» **Goal**
Extract every line below that contains the word "retractable". Case counts, so copy only the lines where the capitalization matches.

» **Material to process**
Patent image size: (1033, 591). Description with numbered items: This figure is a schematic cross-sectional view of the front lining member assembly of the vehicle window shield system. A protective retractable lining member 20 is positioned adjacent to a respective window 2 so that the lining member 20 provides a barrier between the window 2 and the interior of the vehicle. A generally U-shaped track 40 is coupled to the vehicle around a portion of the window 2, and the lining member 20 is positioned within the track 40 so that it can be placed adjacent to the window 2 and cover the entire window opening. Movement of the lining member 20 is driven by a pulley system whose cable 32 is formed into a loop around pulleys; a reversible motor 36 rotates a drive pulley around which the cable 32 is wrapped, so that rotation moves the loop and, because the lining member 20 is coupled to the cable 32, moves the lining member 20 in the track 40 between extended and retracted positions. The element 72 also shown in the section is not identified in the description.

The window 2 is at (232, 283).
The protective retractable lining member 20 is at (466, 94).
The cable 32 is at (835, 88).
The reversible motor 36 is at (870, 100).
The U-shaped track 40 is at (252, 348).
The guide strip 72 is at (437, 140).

» **Written answer**
Patent image size: (1033, 591). Description with numbered items: This figure is a schematic cross-sectional view of the front lining member assembly of the vehicle window shield system. A protective retractable lining member 20 is positioned adjacent to a respective window 2 so that the lining member 20 provides a barrier between the window 2 and the interior of the vehicle. A generally U-shaped track 40 is coupled to the vehicle around a portion of the window 2, and the lining member 20 is positioned within the track 40 so that it can be placed adjacent to the window 2 and cover the entire window opening. Movement of the lining member 20 is driven by a pulley system whose cable 32 is formed into a loop around pulleys; a reversible motor 36 rotates a drive pulley around which the cable 32 is wrapped, so that rotation moves the loop and, because the lining member 20 is coupled to the cable 32, moves the lining member 20 in the track 40 between extended and retracted positions. The element 72 also shown in the section is not identified in the description.
The protective retractable lining member 20 is at (466, 94).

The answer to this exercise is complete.